━━━ Data in this exercise

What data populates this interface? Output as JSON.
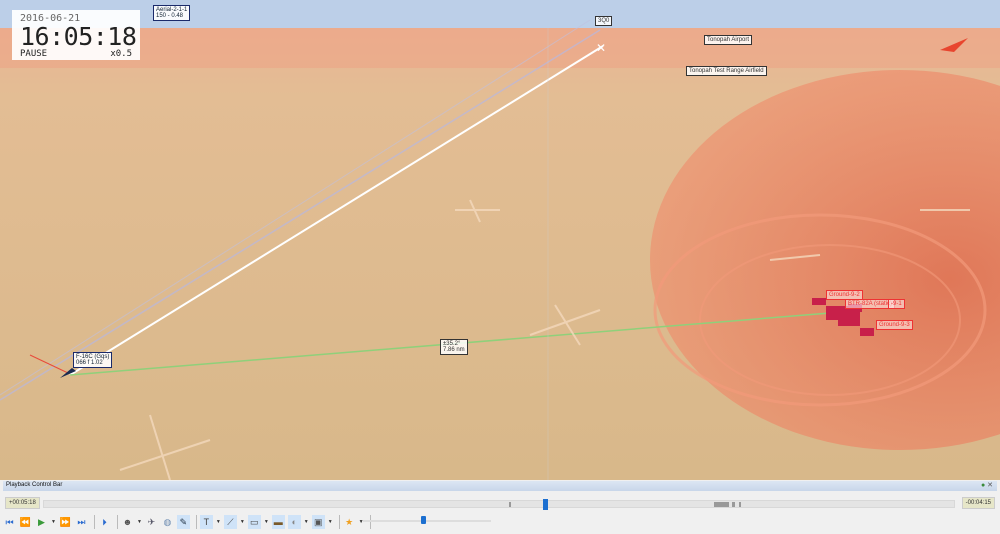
{
  "clock": {
    "date": "2016-06-21",
    "time": "16:05:18",
    "state": "PAUSE",
    "speed": "x0.5"
  },
  "labels": {
    "aerial": {
      "name": "Aerial-2-1-1",
      "info": "150 - 0.48"
    },
    "waypoint": "3Q0",
    "airport1": "Tonopah Airport",
    "airport2": "Tonopah Test Range Airfield",
    "player": {
      "name": "F-16C (Gqs)",
      "info": "066 f 1.02"
    },
    "measure": {
      "angle": "±35.2°",
      "dist": "7.86 nm"
    },
    "ground": [
      "Ground-9-2",
      "BTR-82A (static)",
      "-9-1",
      "Ground-9-3"
    ]
  },
  "playback": {
    "title": "Playback Control Bar",
    "elapsed": "+00:05:18",
    "remaining": "-00:04:15",
    "progress": 0.55,
    "speed_slider": 0.45
  },
  "colors": {
    "terrain": "#dbb98a",
    "threat": "#f07a5a",
    "sky": "#b8cde8",
    "accent": "#1c6fd0"
  }
}
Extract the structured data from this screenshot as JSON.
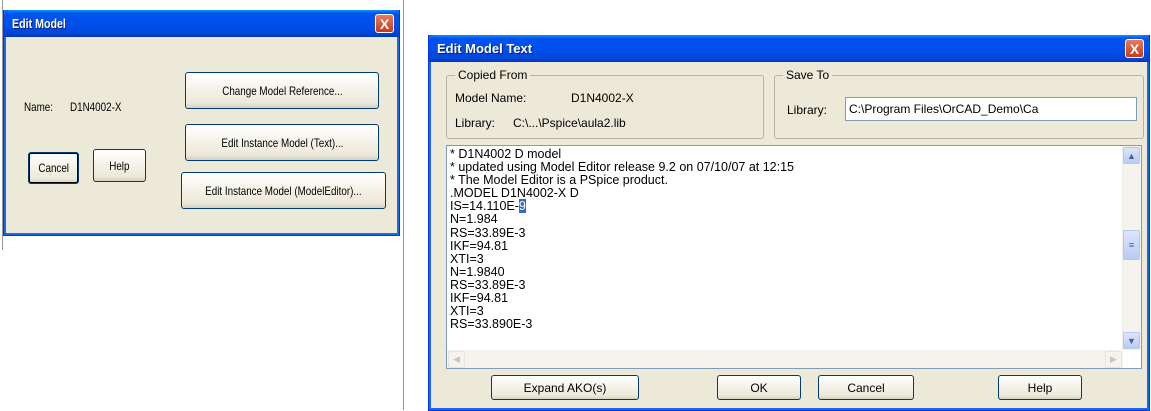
{
  "edit_model": {
    "title": "Edit Model",
    "close_glyph": "X",
    "name_label": "Name:",
    "name_value": "D1N4002-X",
    "change_model_reference": "Change Model Reference...",
    "edit_instance_text": "Edit Instance Model (Text)...",
    "edit_instance_modeleditor": "Edit Instance Model (ModelEditor)...",
    "cancel": "Cancel",
    "help": "Help"
  },
  "edit_model_text": {
    "title": "Edit Model Text",
    "close_glyph": "X",
    "copied_from": {
      "legend": "Copied From",
      "model_name_label": "Model Name:",
      "model_name_value": "D1N4002-X",
      "library_label": "Library:",
      "library_value": "C:\\...\\Pspice\\aula2.lib"
    },
    "save_to": {
      "legend": "Save To",
      "library_label": "Library:",
      "library_value": "C:\\Program Files\\OrCAD_Demo\\Ca"
    },
    "lines": [
      "* D1N4002 D model",
      "* updated using Model Editor release 9.2 on 07/10/07 at 12:15",
      "* The Model Editor is a PSpice product.",
      ".MODEL D1N4002-X D",
      "IS=14.110E-",
      "N=1.984",
      "RS=33.89E-3",
      "IKF=94.81",
      "XTI=3",
      "N=1.9840",
      "RS=33.89E-3",
      "IKF=94.81",
      "XTI=3",
      "RS=33.890E-3"
    ],
    "selected_char": "9",
    "buttons": {
      "expand": "Expand AKO(s)",
      "ok": "OK",
      "cancel": "Cancel",
      "help": "Help"
    },
    "scroll_position": 0.47
  }
}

━━━━━━

=== Instruction ===
Your task is to copy the entries in full and exactly, without any images.

=== In response ===
What data populates this interface? Output as JSON.
{
  "clock": {
    "date": "2016-06-21",
    "time": "16:05:18",
    "state": "PAUSE",
    "speed": "x0.5"
  },
  "labels": {
    "aerial": {
      "name": "Aerial-2-1-1",
      "info": "150 - 0.48"
    },
    "waypoint": "3Q0",
    "airport1": "Tonopah Airport",
    "airport2": "Tonopah Test Range Airfield",
    "player": {
      "name": "F-16C (Gqs)",
      "info": "066 f 1.02"
    },
    "measure": {
      "angle": "±35.2°",
      "dist": "7.86 nm"
    },
    "ground": [
      "Ground-9-2",
      "BTR-82A (static)",
      "-9-1",
      "Ground-9-3"
    ]
  },
  "playback": {
    "title": "Playback Control Bar",
    "elapsed": "+00:05:18",
    "remaining": "-00:04:15",
    "progress": 0.55,
    "speed_slider": 0.45
  },
  "colors": {
    "terrain": "#dbb98a",
    "threat": "#f07a5a",
    "sky": "#b8cde8",
    "accent": "#1c6fd0"
  }
}
Extract the structured data from this screenshot as JSON.
{
  "edit_model": {
    "title": "Edit Model",
    "close_glyph": "X",
    "name_label": "Name:",
    "name_value": "D1N4002-X",
    "change_model_reference": "Change Model Reference...",
    "edit_instance_text": "Edit Instance Model (Text)...",
    "edit_instance_modeleditor": "Edit Instance Model (ModelEditor)...",
    "cancel": "Cancel",
    "help": "Help"
  },
  "edit_model_text": {
    "title": "Edit Model Text",
    "close_glyph": "X",
    "copied_from": {
      "legend": "Copied From",
      "model_name_label": "Model Name:",
      "model_name_value": "D1N4002-X",
      "library_label": "Library:",
      "library_value": "C:\\...\\Pspice\\aula2.lib"
    },
    "save_to": {
      "legend": "Save To",
      "library_label": "Library:",
      "library_value": "C:\\Program Files\\OrCAD_Demo\\Ca"
    },
    "lines": [
      "* D1N4002 D model",
      "* updated using Model Editor release 9.2 on 07/10/07 at 12:15",
      "* The Model Editor is a PSpice product.",
      ".MODEL D1N4002-X D",
      "IS=14.110E-",
      "N=1.984",
      "RS=33.89E-3",
      "IKF=94.81",
      "XTI=3",
      "N=1.9840",
      "RS=33.89E-3",
      "IKF=94.81",
      "XTI=3",
      "RS=33.890E-3"
    ],
    "selected_char": "9",
    "buttons": {
      "expand": "Expand AKO(s)",
      "ok": "OK",
      "cancel": "Cancel",
      "help": "Help"
    },
    "scroll_position": 0.47
  }
}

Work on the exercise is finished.